• PROBLEM STATEMENT
From the listing below, extract every line containing "JSON".
════════
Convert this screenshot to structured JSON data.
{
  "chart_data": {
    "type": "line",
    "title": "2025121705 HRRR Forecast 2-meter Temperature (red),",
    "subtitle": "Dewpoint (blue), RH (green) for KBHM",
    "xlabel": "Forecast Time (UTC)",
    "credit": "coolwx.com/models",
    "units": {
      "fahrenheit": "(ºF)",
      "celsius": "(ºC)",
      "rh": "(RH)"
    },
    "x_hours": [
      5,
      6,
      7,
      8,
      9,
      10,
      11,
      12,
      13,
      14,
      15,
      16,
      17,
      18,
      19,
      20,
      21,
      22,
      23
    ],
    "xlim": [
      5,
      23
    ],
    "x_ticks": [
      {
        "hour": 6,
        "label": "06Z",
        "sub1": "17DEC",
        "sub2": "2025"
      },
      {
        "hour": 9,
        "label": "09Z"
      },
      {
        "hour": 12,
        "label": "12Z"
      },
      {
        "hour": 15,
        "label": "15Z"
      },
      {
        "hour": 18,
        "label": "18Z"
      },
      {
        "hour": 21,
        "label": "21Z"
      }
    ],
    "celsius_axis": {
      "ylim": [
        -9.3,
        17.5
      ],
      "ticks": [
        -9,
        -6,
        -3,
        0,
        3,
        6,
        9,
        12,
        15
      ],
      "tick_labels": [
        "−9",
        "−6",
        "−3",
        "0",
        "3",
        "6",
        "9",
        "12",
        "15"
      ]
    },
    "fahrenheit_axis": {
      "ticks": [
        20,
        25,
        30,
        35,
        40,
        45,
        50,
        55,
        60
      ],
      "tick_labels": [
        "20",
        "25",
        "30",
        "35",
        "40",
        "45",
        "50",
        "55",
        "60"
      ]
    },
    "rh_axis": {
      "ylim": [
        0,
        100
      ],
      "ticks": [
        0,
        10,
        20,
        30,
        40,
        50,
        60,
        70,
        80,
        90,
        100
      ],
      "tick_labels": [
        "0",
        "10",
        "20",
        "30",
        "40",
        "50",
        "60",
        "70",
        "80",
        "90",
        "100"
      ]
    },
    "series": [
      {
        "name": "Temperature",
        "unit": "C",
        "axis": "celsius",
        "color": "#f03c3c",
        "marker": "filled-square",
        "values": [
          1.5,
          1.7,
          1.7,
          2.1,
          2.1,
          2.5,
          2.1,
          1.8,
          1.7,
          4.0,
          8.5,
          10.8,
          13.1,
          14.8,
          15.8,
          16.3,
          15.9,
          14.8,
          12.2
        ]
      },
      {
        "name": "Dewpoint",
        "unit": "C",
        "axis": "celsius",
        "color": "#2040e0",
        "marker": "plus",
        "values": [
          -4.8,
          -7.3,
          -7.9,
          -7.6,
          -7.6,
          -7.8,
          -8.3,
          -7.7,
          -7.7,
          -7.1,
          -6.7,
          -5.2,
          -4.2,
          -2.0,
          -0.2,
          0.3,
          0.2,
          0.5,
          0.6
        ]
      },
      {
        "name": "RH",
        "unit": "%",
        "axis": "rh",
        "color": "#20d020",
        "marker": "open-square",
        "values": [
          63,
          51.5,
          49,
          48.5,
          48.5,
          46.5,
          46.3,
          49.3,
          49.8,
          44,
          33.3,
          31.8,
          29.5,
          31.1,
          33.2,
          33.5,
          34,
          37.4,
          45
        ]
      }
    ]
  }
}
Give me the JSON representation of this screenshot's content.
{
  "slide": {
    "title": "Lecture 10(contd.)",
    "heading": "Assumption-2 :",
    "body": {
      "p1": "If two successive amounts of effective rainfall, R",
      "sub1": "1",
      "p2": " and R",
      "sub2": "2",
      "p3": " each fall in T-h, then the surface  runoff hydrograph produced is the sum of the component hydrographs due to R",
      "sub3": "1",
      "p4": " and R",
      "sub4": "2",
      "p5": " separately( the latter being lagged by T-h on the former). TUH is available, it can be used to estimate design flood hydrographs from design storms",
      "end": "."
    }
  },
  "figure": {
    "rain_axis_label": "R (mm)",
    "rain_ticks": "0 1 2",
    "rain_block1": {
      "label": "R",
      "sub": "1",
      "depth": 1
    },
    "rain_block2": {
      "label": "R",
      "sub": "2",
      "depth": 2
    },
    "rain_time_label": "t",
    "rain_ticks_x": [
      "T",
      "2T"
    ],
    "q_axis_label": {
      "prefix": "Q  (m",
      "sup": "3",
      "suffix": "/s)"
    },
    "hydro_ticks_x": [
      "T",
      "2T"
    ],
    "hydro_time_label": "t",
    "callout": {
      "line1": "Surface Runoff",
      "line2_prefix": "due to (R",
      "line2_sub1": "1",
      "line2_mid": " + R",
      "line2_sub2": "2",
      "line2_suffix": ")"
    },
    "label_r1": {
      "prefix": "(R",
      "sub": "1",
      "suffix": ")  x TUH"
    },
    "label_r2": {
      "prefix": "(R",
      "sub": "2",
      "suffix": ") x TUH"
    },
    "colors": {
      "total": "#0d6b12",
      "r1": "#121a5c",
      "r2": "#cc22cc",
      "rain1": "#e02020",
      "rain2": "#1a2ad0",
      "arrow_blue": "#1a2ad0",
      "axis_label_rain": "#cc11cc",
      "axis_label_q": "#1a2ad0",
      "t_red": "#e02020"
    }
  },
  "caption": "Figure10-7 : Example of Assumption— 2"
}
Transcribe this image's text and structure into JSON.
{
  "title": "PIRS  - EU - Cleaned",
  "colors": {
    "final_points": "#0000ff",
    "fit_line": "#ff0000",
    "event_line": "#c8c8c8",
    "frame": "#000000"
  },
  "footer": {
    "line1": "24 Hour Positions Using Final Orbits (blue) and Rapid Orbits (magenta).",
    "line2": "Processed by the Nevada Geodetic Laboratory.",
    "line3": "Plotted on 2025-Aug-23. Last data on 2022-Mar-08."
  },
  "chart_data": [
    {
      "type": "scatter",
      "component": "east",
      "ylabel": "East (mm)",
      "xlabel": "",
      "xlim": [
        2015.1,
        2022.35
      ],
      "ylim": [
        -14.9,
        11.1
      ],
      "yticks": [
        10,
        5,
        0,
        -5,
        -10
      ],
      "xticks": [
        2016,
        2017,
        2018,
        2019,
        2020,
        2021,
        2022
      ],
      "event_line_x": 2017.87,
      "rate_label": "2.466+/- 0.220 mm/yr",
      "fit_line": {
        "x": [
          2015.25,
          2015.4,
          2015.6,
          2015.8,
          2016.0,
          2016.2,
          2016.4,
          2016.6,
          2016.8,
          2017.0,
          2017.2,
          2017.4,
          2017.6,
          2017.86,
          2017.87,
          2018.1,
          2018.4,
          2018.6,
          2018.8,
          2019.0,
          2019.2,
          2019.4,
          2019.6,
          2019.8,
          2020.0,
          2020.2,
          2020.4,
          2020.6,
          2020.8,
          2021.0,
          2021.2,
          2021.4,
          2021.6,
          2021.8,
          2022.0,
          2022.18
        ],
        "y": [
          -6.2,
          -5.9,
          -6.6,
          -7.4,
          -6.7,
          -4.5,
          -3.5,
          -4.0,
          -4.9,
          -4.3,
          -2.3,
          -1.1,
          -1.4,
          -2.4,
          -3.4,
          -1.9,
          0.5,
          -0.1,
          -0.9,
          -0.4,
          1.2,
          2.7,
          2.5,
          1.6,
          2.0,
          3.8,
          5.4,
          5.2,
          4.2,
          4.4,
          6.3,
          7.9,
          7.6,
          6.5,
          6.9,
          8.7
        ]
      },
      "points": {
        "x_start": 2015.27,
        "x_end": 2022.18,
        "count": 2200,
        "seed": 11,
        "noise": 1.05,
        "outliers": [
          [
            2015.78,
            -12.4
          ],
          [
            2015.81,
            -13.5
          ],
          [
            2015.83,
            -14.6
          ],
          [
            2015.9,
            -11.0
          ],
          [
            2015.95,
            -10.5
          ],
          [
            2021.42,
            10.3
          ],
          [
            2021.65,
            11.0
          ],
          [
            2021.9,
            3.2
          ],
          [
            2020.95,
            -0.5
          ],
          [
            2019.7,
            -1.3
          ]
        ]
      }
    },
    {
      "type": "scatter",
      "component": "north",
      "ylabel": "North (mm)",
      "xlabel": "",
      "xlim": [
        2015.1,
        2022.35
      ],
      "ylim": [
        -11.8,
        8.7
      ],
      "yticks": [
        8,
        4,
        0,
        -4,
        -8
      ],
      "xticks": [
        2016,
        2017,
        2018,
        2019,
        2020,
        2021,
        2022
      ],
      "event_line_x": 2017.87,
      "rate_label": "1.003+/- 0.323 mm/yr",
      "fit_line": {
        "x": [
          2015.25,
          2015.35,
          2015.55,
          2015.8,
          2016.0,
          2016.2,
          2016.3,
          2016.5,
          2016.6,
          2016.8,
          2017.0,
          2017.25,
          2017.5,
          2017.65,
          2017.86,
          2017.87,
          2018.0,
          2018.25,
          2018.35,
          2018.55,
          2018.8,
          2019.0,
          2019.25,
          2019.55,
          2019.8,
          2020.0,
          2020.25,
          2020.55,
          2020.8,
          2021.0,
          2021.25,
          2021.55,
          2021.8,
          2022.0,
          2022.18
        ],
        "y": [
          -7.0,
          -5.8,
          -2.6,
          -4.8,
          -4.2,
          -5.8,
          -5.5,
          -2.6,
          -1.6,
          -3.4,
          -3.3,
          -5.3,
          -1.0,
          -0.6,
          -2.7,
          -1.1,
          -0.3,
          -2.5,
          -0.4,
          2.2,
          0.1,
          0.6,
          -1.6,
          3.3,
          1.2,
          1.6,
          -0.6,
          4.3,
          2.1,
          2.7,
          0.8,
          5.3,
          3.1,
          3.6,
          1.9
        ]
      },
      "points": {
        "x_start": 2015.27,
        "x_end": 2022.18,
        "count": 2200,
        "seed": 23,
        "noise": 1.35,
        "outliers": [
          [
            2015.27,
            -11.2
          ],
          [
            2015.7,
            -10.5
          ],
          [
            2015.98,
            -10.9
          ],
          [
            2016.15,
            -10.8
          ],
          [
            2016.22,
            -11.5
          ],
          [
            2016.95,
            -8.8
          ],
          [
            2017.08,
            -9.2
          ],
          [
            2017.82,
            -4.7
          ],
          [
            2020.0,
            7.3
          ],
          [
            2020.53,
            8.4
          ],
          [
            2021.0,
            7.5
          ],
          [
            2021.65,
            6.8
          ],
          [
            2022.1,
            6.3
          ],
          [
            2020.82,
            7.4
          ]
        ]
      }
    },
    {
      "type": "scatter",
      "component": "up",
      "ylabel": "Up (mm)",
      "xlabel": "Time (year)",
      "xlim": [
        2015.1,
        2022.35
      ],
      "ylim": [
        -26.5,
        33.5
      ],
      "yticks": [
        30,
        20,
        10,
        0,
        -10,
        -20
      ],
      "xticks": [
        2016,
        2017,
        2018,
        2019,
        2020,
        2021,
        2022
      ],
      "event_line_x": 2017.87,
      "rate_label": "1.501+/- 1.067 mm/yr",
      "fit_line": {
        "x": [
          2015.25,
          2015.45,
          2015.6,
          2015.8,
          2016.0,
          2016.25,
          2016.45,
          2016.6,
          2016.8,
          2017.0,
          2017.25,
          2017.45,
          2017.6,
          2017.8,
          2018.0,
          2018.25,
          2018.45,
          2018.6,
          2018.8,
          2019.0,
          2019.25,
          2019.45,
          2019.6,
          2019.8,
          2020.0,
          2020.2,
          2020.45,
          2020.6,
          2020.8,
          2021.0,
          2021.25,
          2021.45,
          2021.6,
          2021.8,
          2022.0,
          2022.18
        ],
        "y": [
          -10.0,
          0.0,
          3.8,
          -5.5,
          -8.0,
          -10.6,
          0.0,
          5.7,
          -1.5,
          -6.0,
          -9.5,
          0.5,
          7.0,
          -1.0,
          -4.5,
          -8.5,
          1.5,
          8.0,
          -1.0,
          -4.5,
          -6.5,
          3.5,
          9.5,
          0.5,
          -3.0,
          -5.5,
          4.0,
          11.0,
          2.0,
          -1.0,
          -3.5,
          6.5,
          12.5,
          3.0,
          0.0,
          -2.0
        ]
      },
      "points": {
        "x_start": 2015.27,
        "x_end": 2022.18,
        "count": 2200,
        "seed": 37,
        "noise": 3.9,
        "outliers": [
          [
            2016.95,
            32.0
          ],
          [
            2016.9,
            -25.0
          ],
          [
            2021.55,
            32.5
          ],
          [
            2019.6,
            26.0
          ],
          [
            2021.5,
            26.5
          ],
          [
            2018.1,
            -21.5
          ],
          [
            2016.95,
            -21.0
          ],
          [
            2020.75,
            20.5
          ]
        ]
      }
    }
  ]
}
════════
• RESPONSE TO THE EXERCISE
Convert this screenshot to structured JSON data.
Give me the JSON representation of this screenshot's content.
Transcribe this image's text and structure into JSON.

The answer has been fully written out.